== Records for this exercise ==
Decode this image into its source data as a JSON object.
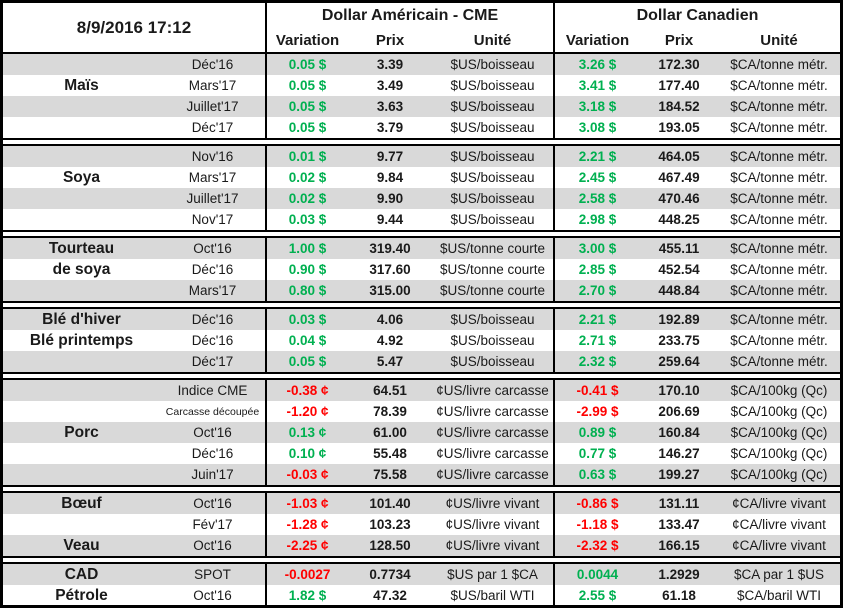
{
  "window": {
    "timestamp": "8/9/2016 17:12"
  },
  "columns": {
    "group_us": "Dollar Américain - CME",
    "group_ca": "Dollar Canadien",
    "variation": "Variation",
    "prix": "Prix",
    "unite": "Unité"
  },
  "colors": {
    "positive": "#00b050",
    "negative": "#ff0000",
    "stripe": "#d9d9d9",
    "border": "#000000"
  },
  "sections": [
    {
      "name": "mais",
      "labels": [
        {
          "text": "Maïs",
          "row": 1
        }
      ],
      "rows": [
        {
          "contract": "Déc'16",
          "us": {
            "var": "0.05 $",
            "dir": "pos",
            "prix": "3.39",
            "unit": "$US/boisseau"
          },
          "ca": {
            "var": "3.26 $",
            "dir": "pos",
            "prix": "172.30",
            "unit": "$CA/tonne métr."
          }
        },
        {
          "contract": "Mars'17",
          "us": {
            "var": "0.05 $",
            "dir": "pos",
            "prix": "3.49",
            "unit": "$US/boisseau"
          },
          "ca": {
            "var": "3.41 $",
            "dir": "pos",
            "prix": "177.40",
            "unit": "$CA/tonne métr."
          }
        },
        {
          "contract": "Juillet'17",
          "us": {
            "var": "0.05 $",
            "dir": "pos",
            "prix": "3.63",
            "unit": "$US/boisseau"
          },
          "ca": {
            "var": "3.18 $",
            "dir": "pos",
            "prix": "184.52",
            "unit": "$CA/tonne métr."
          }
        },
        {
          "contract": "Déc'17",
          "us": {
            "var": "0.05 $",
            "dir": "pos",
            "prix": "3.79",
            "unit": "$US/boisseau"
          },
          "ca": {
            "var": "3.08 $",
            "dir": "pos",
            "prix": "193.05",
            "unit": "$CA/tonne métr."
          }
        }
      ]
    },
    {
      "name": "soya",
      "labels": [
        {
          "text": "Soya",
          "row": 1
        }
      ],
      "rows": [
        {
          "contract": "Nov'16",
          "us": {
            "var": "0.01 $",
            "dir": "pos",
            "prix": "9.77",
            "unit": "$US/boisseau"
          },
          "ca": {
            "var": "2.21 $",
            "dir": "pos",
            "prix": "464.05",
            "unit": "$CA/tonne métr."
          }
        },
        {
          "contract": "Mars'17",
          "us": {
            "var": "0.02 $",
            "dir": "pos",
            "prix": "9.84",
            "unit": "$US/boisseau"
          },
          "ca": {
            "var": "2.45 $",
            "dir": "pos",
            "prix": "467.49",
            "unit": "$CA/tonne métr."
          }
        },
        {
          "contract": "Juillet'17",
          "us": {
            "var": "0.02 $",
            "dir": "pos",
            "prix": "9.90",
            "unit": "$US/boisseau"
          },
          "ca": {
            "var": "2.58 $",
            "dir": "pos",
            "prix": "470.46",
            "unit": "$CA/tonne métr."
          }
        },
        {
          "contract": "Nov'17",
          "us": {
            "var": "0.03 $",
            "dir": "pos",
            "prix": "9.44",
            "unit": "$US/boisseau"
          },
          "ca": {
            "var": "2.98 $",
            "dir": "pos",
            "prix": "448.25",
            "unit": "$CA/tonne métr."
          }
        }
      ]
    },
    {
      "name": "tourteau-de-soya",
      "labels": [
        {
          "text": "Tourteau",
          "row": 0
        },
        {
          "text": "de soya",
          "row": 1
        }
      ],
      "rows": [
        {
          "contract": "Oct'16",
          "us": {
            "var": "1.00 $",
            "dir": "pos",
            "prix": "319.40",
            "unit": "$US/tonne courte"
          },
          "ca": {
            "var": "3.00 $",
            "dir": "pos",
            "prix": "455.11",
            "unit": "$CA/tonne métr."
          }
        },
        {
          "contract": "Déc'16",
          "us": {
            "var": "0.90 $",
            "dir": "pos",
            "prix": "317.60",
            "unit": "$US/tonne courte"
          },
          "ca": {
            "var": "2.85 $",
            "dir": "pos",
            "prix": "452.54",
            "unit": "$CA/tonne métr."
          }
        },
        {
          "contract": "Mars'17",
          "us": {
            "var": "0.80 $",
            "dir": "pos",
            "prix": "315.00",
            "unit": "$US/tonne courte"
          },
          "ca": {
            "var": "2.70 $",
            "dir": "pos",
            "prix": "448.84",
            "unit": "$CA/tonne métr."
          }
        }
      ]
    },
    {
      "name": "ble",
      "labels": [
        {
          "text": "Blé d'hiver",
          "row": 0
        },
        {
          "text": "Blé printemps",
          "row": 1
        }
      ],
      "rows": [
        {
          "contract": "Déc'16",
          "us": {
            "var": "0.03 $",
            "dir": "pos",
            "prix": "4.06",
            "unit": "$US/boisseau"
          },
          "ca": {
            "var": "2.21 $",
            "dir": "pos",
            "prix": "192.89",
            "unit": "$CA/tonne métr."
          }
        },
        {
          "contract": "Déc'16",
          "us": {
            "var": "0.04 $",
            "dir": "pos",
            "prix": "4.92",
            "unit": "$US/boisseau"
          },
          "ca": {
            "var": "2.71 $",
            "dir": "pos",
            "prix": "233.75",
            "unit": "$CA/tonne métr."
          }
        },
        {
          "contract": "Déc'17",
          "us": {
            "var": "0.05 $",
            "dir": "pos",
            "prix": "5.47",
            "unit": "$US/boisseau"
          },
          "ca": {
            "var": "2.32 $",
            "dir": "pos",
            "prix": "259.64",
            "unit": "$CA/tonne métr."
          }
        }
      ]
    },
    {
      "name": "porc",
      "labels": [
        {
          "text": "Porc",
          "row": 2
        }
      ],
      "rows": [
        {
          "contract": "Indice CME",
          "us": {
            "var": "-0.38 ¢",
            "dir": "neg",
            "prix": "64.51",
            "unit": "¢US/livre carcasse"
          },
          "ca": {
            "var": "-0.41 $",
            "dir": "neg",
            "prix": "170.10",
            "unit": "$CA/100kg (Qc)"
          }
        },
        {
          "contract": "Carcasse découpée",
          "small": true,
          "us": {
            "var": "-1.20 ¢",
            "dir": "neg",
            "prix": "78.39",
            "unit": "¢US/livre carcasse"
          },
          "ca": {
            "var": "-2.99 $",
            "dir": "neg",
            "prix": "206.69",
            "unit": "$CA/100kg (Qc)"
          }
        },
        {
          "contract": "Oct'16",
          "us": {
            "var": "0.13 ¢",
            "dir": "pos",
            "prix": "61.00",
            "unit": "¢US/livre carcasse"
          },
          "ca": {
            "var": "0.89 $",
            "dir": "pos",
            "prix": "160.84",
            "unit": "$CA/100kg (Qc)"
          }
        },
        {
          "contract": "Déc'16",
          "us": {
            "var": "0.10 ¢",
            "dir": "pos",
            "prix": "55.48",
            "unit": "¢US/livre carcasse"
          },
          "ca": {
            "var": "0.77 $",
            "dir": "pos",
            "prix": "146.27",
            "unit": "$CA/100kg (Qc)"
          }
        },
        {
          "contract": "Juin'17",
          "us": {
            "var": "-0.03 ¢",
            "dir": "neg",
            "prix": "75.58",
            "unit": "¢US/livre carcasse"
          },
          "ca": {
            "var": "0.63 $",
            "dir": "pos",
            "prix": "199.27",
            "unit": "$CA/100kg (Qc)"
          }
        }
      ]
    },
    {
      "name": "boeuf-veau",
      "labels": [
        {
          "text": "Bœuf",
          "row": 0
        },
        {
          "text": "Veau",
          "row": 2
        }
      ],
      "rows": [
        {
          "contract": "Oct'16",
          "us": {
            "var": "-1.03 ¢",
            "dir": "neg",
            "prix": "101.40",
            "unit": "¢US/livre vivant"
          },
          "ca": {
            "var": "-0.86 $",
            "dir": "neg",
            "prix": "131.11",
            "unit": "¢CA/livre vivant"
          }
        },
        {
          "contract": "Fév'17",
          "us": {
            "var": "-1.28 ¢",
            "dir": "neg",
            "prix": "103.23",
            "unit": "¢US/livre vivant"
          },
          "ca": {
            "var": "-1.18 $",
            "dir": "neg",
            "prix": "133.47",
            "unit": "¢CA/livre vivant"
          }
        },
        {
          "contract": "Oct'16",
          "us": {
            "var": "-2.25 ¢",
            "dir": "neg",
            "prix": "128.50",
            "unit": "¢US/livre vivant"
          },
          "ca": {
            "var": "-2.32 $",
            "dir": "neg",
            "prix": "166.15",
            "unit": "¢CA/livre vivant"
          }
        }
      ]
    },
    {
      "name": "cad-petrole",
      "labels": [
        {
          "text": "CAD",
          "row": 0
        },
        {
          "text": "Pétrole",
          "row": 1
        }
      ],
      "rows": [
        {
          "contract": "SPOT",
          "us": {
            "var": "-0.0027",
            "dir": "neg",
            "prix": "0.7734",
            "unit": "$US par 1 $CA"
          },
          "ca": {
            "var": "0.0044",
            "dir": "pos",
            "prix": "1.2929",
            "unit": "$CA par 1 $US"
          }
        },
        {
          "contract": "Oct'16",
          "us": {
            "var": "1.82 $",
            "dir": "pos",
            "prix": "47.32",
            "unit": "$US/baril WTI"
          },
          "ca": {
            "var": "2.55 $",
            "dir": "pos",
            "prix": "61.18",
            "unit": "$CA/baril WTI"
          }
        }
      ]
    }
  ]
}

== Brief ==
Examine the records and pull out every line where the string "text" occurs.

== Expected answer ==
          "text": "Maïs",
          "text": "Soya",
          "text": "Tourteau",
          "text": "de soya",
          "text": "Blé d'hiver",
          "text": "Blé printemps",
          "text": "Porc",
          "text": "Bœuf",
          "text": "Veau",
          "text": "CAD",
          "text": "Pétrole",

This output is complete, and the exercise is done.